# Task prompt:
Your copy of the material must match it exactly, except that pictures are dropped.

>> begin Given records

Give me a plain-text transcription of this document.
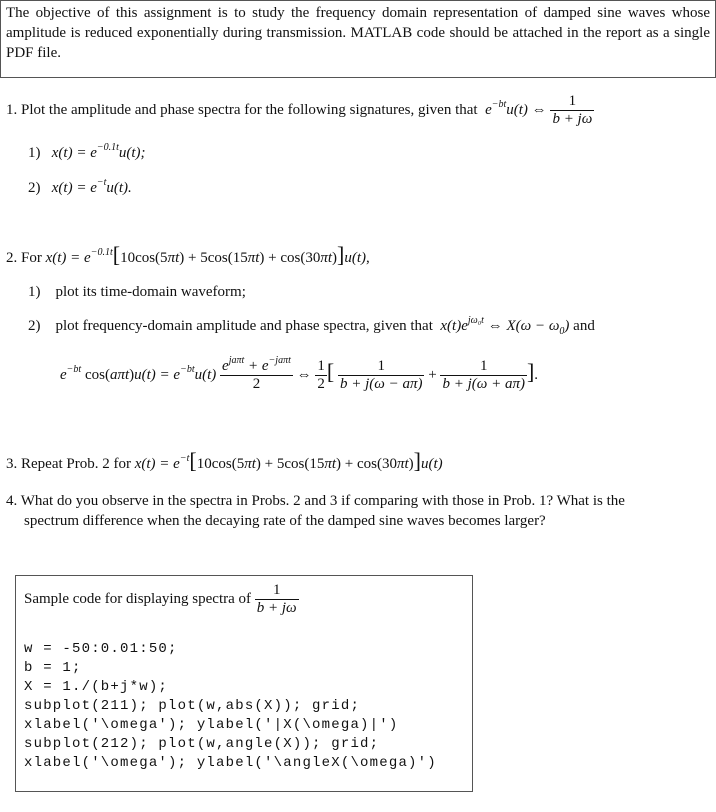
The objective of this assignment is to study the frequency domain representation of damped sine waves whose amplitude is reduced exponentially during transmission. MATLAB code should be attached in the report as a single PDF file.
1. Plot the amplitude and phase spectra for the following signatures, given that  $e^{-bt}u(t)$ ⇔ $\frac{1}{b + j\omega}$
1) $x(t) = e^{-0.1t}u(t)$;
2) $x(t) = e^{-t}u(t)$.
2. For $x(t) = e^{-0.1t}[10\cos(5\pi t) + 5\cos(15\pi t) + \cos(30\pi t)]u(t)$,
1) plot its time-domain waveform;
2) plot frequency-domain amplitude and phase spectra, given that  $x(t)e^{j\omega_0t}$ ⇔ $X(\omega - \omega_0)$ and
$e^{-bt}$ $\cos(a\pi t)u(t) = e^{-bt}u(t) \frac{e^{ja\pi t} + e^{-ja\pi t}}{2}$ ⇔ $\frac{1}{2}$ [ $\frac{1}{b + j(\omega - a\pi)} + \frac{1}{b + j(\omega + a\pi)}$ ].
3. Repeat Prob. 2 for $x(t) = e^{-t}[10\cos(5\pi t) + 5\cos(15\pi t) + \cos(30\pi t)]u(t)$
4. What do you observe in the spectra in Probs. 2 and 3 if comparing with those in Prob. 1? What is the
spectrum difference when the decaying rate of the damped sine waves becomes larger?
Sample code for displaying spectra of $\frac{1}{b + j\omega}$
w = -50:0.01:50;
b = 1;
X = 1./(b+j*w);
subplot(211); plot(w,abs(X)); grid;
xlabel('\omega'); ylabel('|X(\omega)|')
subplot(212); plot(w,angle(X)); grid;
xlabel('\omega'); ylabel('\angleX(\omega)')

>> end Given records

# Reply to the task:
Give me a plain-text transcription of this document.
The objective of this assignment is to study the frequency domain representation of damped sine waves whose amplitude is reduced exponentially during transmission. MATLAB code should be attached in the report as a single PDF file.
1. Plot the amplitude and phase spectra for the following signatures, given that  $e^{-bt}u(t)$ ⇔ $\frac{1}{b + j\omega}$
1) $x(t) = e^{-0.1t}u(t)$;
2) $x(t) = e^{-t}u(t)$.
2. For $x(t) = e^{-0.1t}[10\cos(5\pi t) + 5\cos(15\pi t) + \cos(30\pi t)]u(t)$,
1) plot its time-domain waveform;
2) plot frequency-domain amplitude and phase spectra, given that  $x(t)e^{j\omega_0t}$ ⇔ $X(\omega - \omega_0)$ and
$e^{-bt}$ $\cos(a\pi t)u(t) = e^{-bt}u(t) \frac{e^{ja\pi t} + e^{-ja\pi t}}{2}$ ⇔ $\frac{1}{2}$ [ $\frac{1}{b + j(\omega - a\pi)} + \frac{1}{b + j(\omega + a\pi)}$ ].
3. Repeat Prob. 2 for $x(t) = e^{-t}[10\cos(5\pi t) + 5\cos(15\pi t) + \cos(30\pi t)]u(t)$
4. What do you observe in the spectra in Probs. 2 and 3 if comparing with those in Prob. 1? What is the
spectrum difference when the decaying rate of the damped sine waves becomes larger?
Sample code for displaying spectra of $\frac{1}{b + j\omega}$
w = -50:0.01:50;
b = 1;
X = 1./(b+j*w);
subplot(211); plot(w,abs(X)); grid;
xlabel('\omega'); ylabel('|X(\omega)|')
subplot(212); plot(w,angle(X)); grid;
xlabel('\omega'); ylabel('\angleX(\omega)')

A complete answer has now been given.